* Recorded data
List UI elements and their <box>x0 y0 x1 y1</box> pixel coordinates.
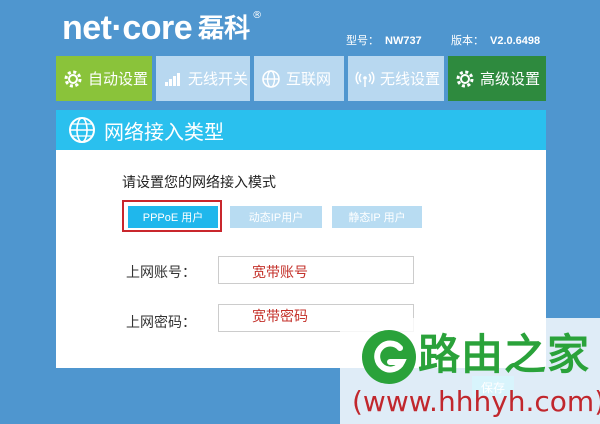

==

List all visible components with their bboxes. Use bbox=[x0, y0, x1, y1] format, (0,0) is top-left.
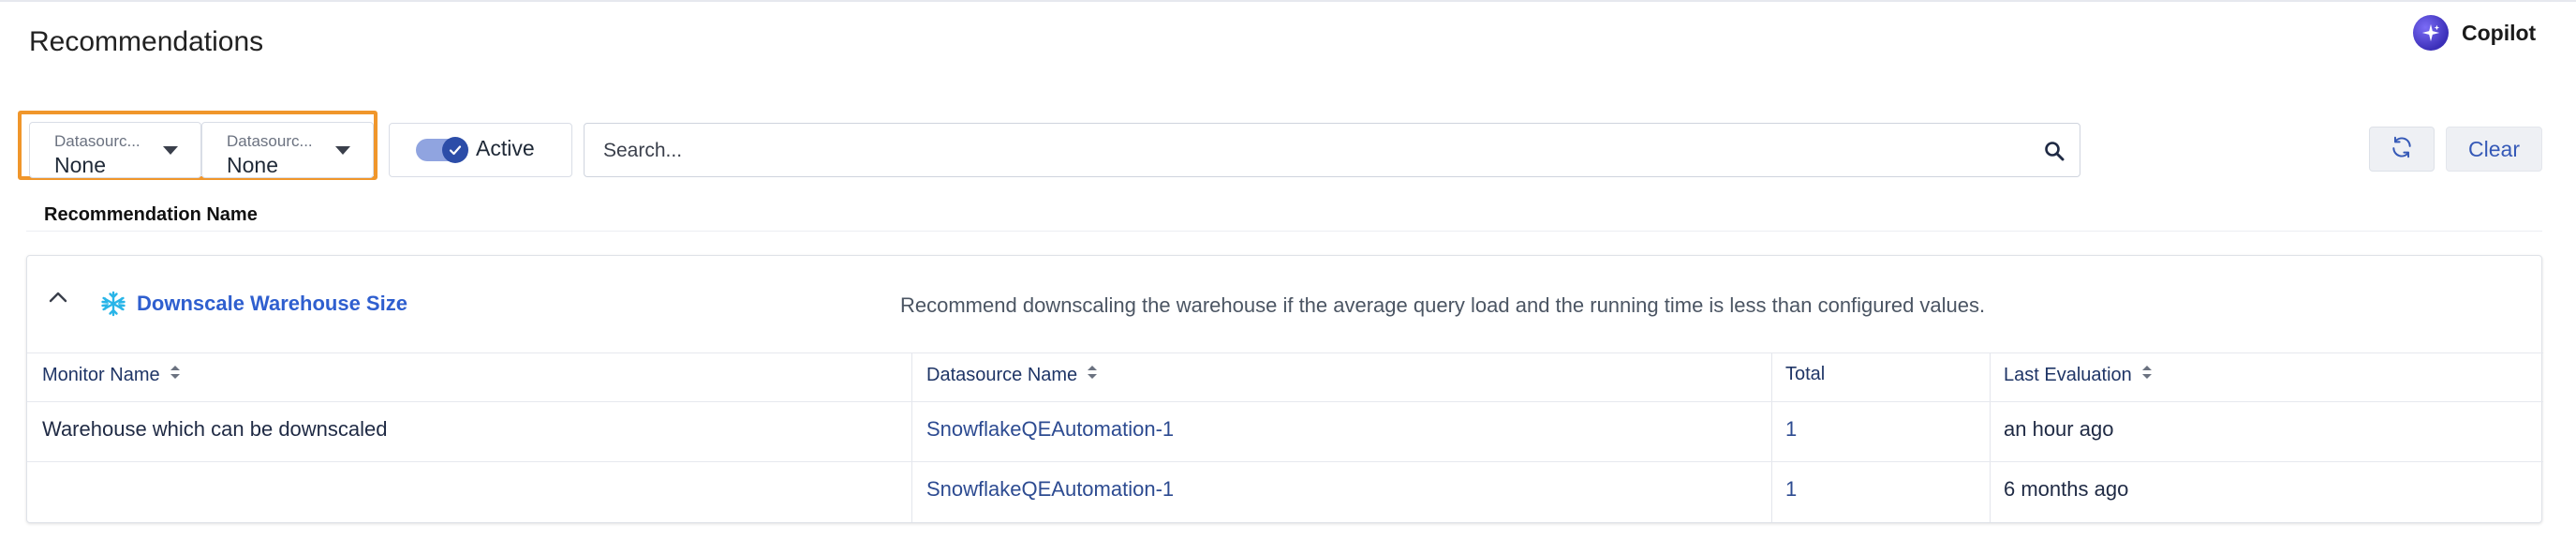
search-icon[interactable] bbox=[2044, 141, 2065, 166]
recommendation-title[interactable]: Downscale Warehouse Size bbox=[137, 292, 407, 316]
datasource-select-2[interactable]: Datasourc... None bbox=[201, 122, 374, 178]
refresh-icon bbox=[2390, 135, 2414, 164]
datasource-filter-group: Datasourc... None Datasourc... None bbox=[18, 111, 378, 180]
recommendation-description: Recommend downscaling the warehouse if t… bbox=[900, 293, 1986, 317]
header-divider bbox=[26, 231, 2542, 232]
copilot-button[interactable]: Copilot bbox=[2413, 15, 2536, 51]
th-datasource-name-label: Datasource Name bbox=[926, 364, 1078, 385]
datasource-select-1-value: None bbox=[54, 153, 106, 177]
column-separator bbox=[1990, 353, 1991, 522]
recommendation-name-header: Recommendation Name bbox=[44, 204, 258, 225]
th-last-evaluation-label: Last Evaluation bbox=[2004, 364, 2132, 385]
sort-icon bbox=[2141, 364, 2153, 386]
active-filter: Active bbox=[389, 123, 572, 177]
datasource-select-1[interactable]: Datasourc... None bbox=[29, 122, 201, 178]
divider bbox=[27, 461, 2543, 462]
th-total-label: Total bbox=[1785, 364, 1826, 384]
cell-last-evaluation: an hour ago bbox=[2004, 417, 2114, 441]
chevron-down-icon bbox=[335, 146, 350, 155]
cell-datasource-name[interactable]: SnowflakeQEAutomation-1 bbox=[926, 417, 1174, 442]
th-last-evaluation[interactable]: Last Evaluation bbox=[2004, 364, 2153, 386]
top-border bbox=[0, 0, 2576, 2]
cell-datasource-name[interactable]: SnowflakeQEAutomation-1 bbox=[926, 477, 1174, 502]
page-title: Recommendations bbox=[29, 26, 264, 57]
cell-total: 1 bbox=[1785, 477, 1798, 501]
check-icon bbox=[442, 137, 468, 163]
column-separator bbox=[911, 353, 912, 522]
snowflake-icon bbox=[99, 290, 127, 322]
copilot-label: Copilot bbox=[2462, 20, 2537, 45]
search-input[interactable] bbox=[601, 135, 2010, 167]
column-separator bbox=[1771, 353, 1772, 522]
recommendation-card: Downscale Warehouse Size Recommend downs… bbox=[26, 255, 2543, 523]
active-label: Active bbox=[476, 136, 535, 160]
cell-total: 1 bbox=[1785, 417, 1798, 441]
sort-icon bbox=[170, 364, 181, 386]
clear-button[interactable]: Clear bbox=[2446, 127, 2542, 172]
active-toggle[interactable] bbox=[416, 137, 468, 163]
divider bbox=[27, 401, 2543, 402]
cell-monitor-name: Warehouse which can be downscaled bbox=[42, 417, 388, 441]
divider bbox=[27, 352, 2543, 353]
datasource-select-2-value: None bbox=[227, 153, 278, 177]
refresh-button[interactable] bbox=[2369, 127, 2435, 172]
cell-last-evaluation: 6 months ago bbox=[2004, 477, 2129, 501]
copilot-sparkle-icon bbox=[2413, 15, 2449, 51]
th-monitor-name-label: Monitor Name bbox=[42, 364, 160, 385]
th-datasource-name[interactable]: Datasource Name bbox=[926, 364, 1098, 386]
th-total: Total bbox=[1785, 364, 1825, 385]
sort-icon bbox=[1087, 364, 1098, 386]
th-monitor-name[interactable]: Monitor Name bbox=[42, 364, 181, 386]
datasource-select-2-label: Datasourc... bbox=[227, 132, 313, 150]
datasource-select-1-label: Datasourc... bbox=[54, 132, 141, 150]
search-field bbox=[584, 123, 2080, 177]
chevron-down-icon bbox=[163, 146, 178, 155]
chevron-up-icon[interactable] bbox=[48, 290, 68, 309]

* Problem
Edit the material starting with the line containing "List all visible" and going on through the line containing "top-border bbox=[0, 0, 2576, 2]": replace "Last Evaluation" with "Last Check", leave everything else unchanged, and omit the pictures.

* Answer to the problem
List all visible components with their bboxes. Use bbox=[x0, y0, x1, y1] format, (0,0) is top-left.
search-icon[interactable] bbox=[2044, 141, 2065, 166]
recommendation-title[interactable]: Downscale Warehouse Size bbox=[137, 292, 407, 316]
datasource-select-2[interactable]: Datasourc... None bbox=[201, 122, 374, 178]
refresh-icon bbox=[2390, 135, 2414, 164]
datasource-filter-group: Datasourc... None Datasourc... None bbox=[18, 111, 378, 180]
recommendation-description: Recommend downscaling the warehouse if t… bbox=[900, 293, 1986, 317]
header-divider bbox=[26, 231, 2542, 232]
copilot-button[interactable]: Copilot bbox=[2413, 15, 2536, 51]
th-datasource-name-label: Datasource Name bbox=[926, 364, 1078, 385]
datasource-select-1-value: None bbox=[54, 153, 106, 177]
column-separator bbox=[1990, 353, 1991, 522]
recommendation-name-header: Recommendation Name bbox=[44, 204, 258, 225]
th-last-evaluation-label: Last Check bbox=[2004, 364, 2132, 385]
sort-icon bbox=[2141, 364, 2153, 386]
active-filter: Active bbox=[389, 123, 572, 177]
datasource-select-1[interactable]: Datasourc... None bbox=[29, 122, 201, 178]
divider bbox=[27, 461, 2543, 462]
th-total-label: Total bbox=[1785, 364, 1826, 384]
cell-last-evaluation: an hour ago bbox=[2004, 417, 2114, 441]
chevron-down-icon bbox=[335, 146, 350, 155]
cell-datasource-name[interactable]: SnowflakeQEAutomation-1 bbox=[926, 417, 1174, 442]
th-last-evaluation[interactable]: Last Check bbox=[2004, 364, 2153, 386]
top-border bbox=[0, 0, 2576, 2]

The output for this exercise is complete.